## EXERCISE DESCRIPTION:
Output every line below exactly.

## DATA FOR PROCESSING:
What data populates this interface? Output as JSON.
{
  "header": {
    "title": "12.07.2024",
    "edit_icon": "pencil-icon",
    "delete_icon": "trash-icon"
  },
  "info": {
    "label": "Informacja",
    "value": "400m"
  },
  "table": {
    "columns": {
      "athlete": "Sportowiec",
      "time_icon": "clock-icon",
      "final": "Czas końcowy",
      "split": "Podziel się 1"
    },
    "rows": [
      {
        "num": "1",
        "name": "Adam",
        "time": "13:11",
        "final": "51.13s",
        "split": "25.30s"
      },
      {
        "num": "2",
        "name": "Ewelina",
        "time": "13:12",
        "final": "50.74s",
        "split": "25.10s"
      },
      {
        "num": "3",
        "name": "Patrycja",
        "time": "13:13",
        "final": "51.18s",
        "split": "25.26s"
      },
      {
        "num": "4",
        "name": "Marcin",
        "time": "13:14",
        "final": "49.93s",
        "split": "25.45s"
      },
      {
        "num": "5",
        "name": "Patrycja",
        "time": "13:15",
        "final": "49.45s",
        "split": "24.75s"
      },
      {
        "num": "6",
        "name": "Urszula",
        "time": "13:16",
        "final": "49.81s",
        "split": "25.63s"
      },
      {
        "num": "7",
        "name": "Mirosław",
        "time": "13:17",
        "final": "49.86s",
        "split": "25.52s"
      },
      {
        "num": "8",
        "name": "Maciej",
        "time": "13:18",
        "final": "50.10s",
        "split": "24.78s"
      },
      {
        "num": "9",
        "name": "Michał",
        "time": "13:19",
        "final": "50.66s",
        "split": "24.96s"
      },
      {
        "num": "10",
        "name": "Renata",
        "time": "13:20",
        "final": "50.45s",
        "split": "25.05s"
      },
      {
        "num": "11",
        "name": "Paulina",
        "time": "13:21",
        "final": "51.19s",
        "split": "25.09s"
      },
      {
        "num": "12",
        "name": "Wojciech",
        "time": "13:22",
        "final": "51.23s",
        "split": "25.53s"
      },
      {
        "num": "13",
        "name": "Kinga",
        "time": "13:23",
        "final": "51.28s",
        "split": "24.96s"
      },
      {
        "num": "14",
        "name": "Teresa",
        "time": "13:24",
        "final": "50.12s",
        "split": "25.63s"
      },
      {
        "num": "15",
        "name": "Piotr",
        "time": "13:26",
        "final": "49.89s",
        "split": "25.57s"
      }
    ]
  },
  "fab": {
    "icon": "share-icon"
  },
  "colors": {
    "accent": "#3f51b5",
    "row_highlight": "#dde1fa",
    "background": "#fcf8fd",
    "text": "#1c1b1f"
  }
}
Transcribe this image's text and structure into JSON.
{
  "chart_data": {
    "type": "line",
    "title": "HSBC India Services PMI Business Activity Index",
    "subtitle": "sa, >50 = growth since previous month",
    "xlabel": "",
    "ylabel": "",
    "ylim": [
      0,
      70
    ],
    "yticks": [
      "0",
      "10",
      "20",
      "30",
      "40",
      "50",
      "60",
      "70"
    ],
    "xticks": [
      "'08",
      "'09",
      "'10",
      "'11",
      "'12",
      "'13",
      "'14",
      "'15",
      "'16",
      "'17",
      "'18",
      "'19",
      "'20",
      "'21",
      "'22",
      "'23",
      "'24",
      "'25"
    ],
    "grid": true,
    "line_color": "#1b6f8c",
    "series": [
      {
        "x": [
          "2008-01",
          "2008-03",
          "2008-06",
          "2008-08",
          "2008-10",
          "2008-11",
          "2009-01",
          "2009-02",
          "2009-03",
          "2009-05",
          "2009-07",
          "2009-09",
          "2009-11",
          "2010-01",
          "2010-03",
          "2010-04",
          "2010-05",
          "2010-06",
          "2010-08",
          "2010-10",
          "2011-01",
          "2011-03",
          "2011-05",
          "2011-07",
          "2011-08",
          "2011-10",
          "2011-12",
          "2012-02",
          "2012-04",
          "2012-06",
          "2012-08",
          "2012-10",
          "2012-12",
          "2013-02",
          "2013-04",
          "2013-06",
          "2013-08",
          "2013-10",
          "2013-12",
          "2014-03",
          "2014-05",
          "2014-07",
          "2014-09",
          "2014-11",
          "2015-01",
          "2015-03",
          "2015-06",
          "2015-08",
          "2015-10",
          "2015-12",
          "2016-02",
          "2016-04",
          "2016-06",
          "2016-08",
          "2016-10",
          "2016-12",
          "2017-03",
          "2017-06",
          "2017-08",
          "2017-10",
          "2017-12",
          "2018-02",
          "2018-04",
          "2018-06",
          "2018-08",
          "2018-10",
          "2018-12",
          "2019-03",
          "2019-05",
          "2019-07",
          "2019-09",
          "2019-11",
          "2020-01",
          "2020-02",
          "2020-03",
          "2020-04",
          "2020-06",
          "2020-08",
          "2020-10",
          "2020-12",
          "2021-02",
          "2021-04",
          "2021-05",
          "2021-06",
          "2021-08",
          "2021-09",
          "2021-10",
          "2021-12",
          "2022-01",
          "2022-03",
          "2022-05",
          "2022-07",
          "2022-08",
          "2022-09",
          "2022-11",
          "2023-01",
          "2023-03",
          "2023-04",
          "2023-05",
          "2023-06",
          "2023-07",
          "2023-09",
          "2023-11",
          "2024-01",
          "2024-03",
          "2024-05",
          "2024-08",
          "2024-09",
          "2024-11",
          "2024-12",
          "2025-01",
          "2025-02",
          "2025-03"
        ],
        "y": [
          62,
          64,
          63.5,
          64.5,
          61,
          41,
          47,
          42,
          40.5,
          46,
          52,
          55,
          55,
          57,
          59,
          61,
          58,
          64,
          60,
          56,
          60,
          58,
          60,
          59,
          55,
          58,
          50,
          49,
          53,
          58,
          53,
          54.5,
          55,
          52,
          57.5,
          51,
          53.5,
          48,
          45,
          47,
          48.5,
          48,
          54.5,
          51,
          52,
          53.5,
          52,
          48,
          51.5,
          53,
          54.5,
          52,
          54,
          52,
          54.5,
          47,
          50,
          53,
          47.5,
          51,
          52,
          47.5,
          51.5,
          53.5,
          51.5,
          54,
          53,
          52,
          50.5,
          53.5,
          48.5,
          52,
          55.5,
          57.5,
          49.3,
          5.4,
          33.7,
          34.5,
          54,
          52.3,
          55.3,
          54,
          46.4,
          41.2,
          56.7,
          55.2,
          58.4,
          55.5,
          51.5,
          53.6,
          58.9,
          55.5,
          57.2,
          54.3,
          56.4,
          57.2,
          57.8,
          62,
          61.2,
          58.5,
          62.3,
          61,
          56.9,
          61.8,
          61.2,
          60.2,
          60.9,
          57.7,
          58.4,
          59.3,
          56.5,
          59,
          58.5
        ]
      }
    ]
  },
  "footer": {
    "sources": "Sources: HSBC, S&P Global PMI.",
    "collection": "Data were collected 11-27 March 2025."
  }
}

## THE COMPLETED TASK:
What data populates this interface? Output as JSON.
{
  "header": {
    "title": "12.07.2024",
    "edit_icon": "pencil-icon",
    "delete_icon": "trash-icon"
  },
  "info": {
    "label": "Informacja",
    "value": "400m"
  },
  "table": {
    "columns": {
      "athlete": "Sportowiec",
      "time_icon": "clock-icon",
      "final": "Czas końcowy",
      "split": "Podziel się 1"
    },
    "rows": [
      {
        "num": "1",
        "name": "Adam",
        "time": "13:11",
        "final": "51.13s",
        "split": "25.30s"
      },
      {
        "num": "2",
        "name": "Ewelina",
        "time": "13:12",
        "final": "50.74s",
        "split": "25.10s"
      },
      {
        "num": "3",
        "name": "Patrycja",
        "time": "13:13",
        "final": "51.18s",
        "split": "25.26s"
      },
      {
        "num": "4",
        "name": "Marcin",
        "time": "13:14",
        "final": "49.93s",
        "split": "25.45s"
      },
      {
        "num": "5",
        "name": "Patrycja",
        "time": "13:15",
        "final": "49.45s",
        "split": "24.75s"
      },
      {
        "num": "6",
        "name": "Urszula",
        "time": "13:16",
        "final": "49.81s",
        "split": "25.63s"
      },
      {
        "num": "7",
        "name": "Mirosław",
        "time": "13:17",
        "final": "49.86s",
        "split": "25.52s"
      },
      {
        "num": "8",
        "name": "Maciej",
        "time": "13:18",
        "final": "50.10s",
        "split": "24.78s"
      },
      {
        "num": "9",
        "name": "Michał",
        "time": "13:19",
        "final": "50.66s",
        "split": "24.96s"
      },
      {
        "num": "10",
        "name": "Renata",
        "time": "13:20",
        "final": "50.45s",
        "split": "25.05s"
      },
      {
        "num": "11",
        "name": "Paulina",
        "time": "13:21",
        "final": "51.19s",
        "split": "25.09s"
      },
      {
        "num": "12",
        "name": "Wojciech",
        "time": "13:22",
        "final": "51.23s",
        "split": "25.53s"
      },
      {
        "num": "13",
        "name": "Kinga",
        "time": "13:23",
        "final": "51.28s",
        "split": "24.96s"
      },
      {
        "num": "14",
        "name": "Teresa",
        "time": "13:24",
        "final": "50.12s",
        "split": "25.63s"
      },
      {
        "num": "15",
        "name": "Piotr",
        "time": "13:26",
        "final": "49.89s",
        "split": "25.57s"
      }
    ]
  },
  "fab": {
    "icon": "share-icon"
  },
  "colors": {
    "accent": "#3f51b5",
    "row_highlight": "#dde1fa",
    "background": "#fcf8fd",
    "text": "#1c1b1f"
  }
}
Transcribe this image's text and structure into JSON.
{
  "chart_data": {
    "type": "line",
    "title": "HSBC India Services PMI Business Activity Index",
    "subtitle": "sa, >50 = growth since previous month",
    "xlabel": "",
    "ylabel": "",
    "ylim": [
      0,
      70
    ],
    "yticks": [
      "0",
      "10",
      "20",
      "30",
      "40",
      "50",
      "60",
      "70"
    ],
    "xticks": [
      "'08",
      "'09",
      "'10",
      "'11",
      "'12",
      "'13",
      "'14",
      "'15",
      "'16",
      "'17",
      "'18",
      "'19",
      "'20",
      "'21",
      "'22",
      "'23",
      "'24",
      "'25"
    ],
    "grid": true,
    "line_color": "#1b6f8c",
    "series": [
      {
        "x": [
          "2008-01",
          "2008-03",
          "2008-06",
          "2008-08",
          "2008-10",
          "2008-11",
          "2009-01",
          "2009-02",
          "2009-03",
          "2009-05",
          "2009-07",
          "2009-09",
          "2009-11",
          "2010-01",
          "2010-03",
          "2010-04",
          "2010-05",
          "2010-06",
          "2010-08",
          "2010-10",
          "2011-01",
          "2011-03",
          "2011-05",
          "2011-07",
          "2011-08",
          "2011-10",
          "2011-12",
          "2012-02",
          "2012-04",
          "2012-06",
          "2012-08",
          "2012-10",
          "2012-12",
          "2013-02",
          "2013-04",
          "2013-06",
          "2013-08",
          "2013-10",
          "2013-12",
          "2014-03",
          "2014-05",
          "2014-07",
          "2014-09",
          "2014-11",
          "2015-01",
          "2015-03",
          "2015-06",
          "2015-08",
          "2015-10",
          "2015-12",
          "2016-02",
          "2016-04",
          "2016-06",
          "2016-08",
          "2016-10",
          "2016-12",
          "2017-03",
          "2017-06",
          "2017-08",
          "2017-10",
          "2017-12",
          "2018-02",
          "2018-04",
          "2018-06",
          "2018-08",
          "2018-10",
          "2018-12",
          "2019-03",
          "2019-05",
          "2019-07",
          "2019-09",
          "2019-11",
          "2020-01",
          "2020-02",
          "2020-03",
          "2020-04",
          "2020-06",
          "2020-08",
          "2020-10",
          "2020-12",
          "2021-02",
          "2021-04",
          "2021-05",
          "2021-06",
          "2021-08",
          "2021-09",
          "2021-10",
          "2021-12",
          "2022-01",
          "2022-03",
          "2022-05",
          "2022-07",
          "2022-08",
          "2022-09",
          "2022-11",
          "2023-01",
          "2023-03",
          "2023-04",
          "2023-05",
          "2023-06",
          "2023-07",
          "2023-09",
          "2023-11",
          "2024-01",
          "2024-03",
          "2024-05",
          "2024-08",
          "2024-09",
          "2024-11",
          "2024-12",
          "2025-01",
          "2025-02",
          "2025-03"
        ],
        "y": [
          62,
          64,
          63.5,
          64.5,
          61,
          41,
          47,
          42,
          40.5,
          46,
          52,
          55,
          55,
          57,
          59,
          61,
          58,
          64,
          60,
          56,
          60,
          58,
          60,
          59,
          55,
          58,
          50,
          49,
          53,
          58,
          53,
          54.5,
          55,
          52,
          57.5,
          51,
          53.5,
          48,
          45,
          47,
          48.5,
          48,
          54.5,
          51,
          52,
          53.5,
          52,
          48,
          51.5,
          53,
          54.5,
          52,
          54,
          52,
          54.5,
          47,
          50,
          53,
          47.5,
          51,
          52,
          47.5,
          51.5,
          53.5,
          51.5,
          54,
          53,
          52,
          50.5,
          53.5,
          48.5,
          52,
          55.5,
          57.5,
          49.3,
          5.4,
          33.7,
          34.5,
          54,
          52.3,
          55.3,
          54,
          46.4,
          41.2,
          56.7,
          55.2,
          58.4,
          55.5,
          51.5,
          53.6,
          58.9,
          55.5,
          57.2,
          54.3,
          56.4,
          57.2,
          57.8,
          62,
          61.2,
          58.5,
          62.3,
          61,
          56.9,
          61.8,
          61.2,
          60.2,
          60.9,
          57.7,
          58.4,
          59.3,
          56.5,
          59,
          58.5
        ]
      }
    ]
  },
  "footer": {
    "sources": "Sources: HSBC, S&P Global PMI.",
    "collection": "Data were collected 11-27 March 2025."
  }
}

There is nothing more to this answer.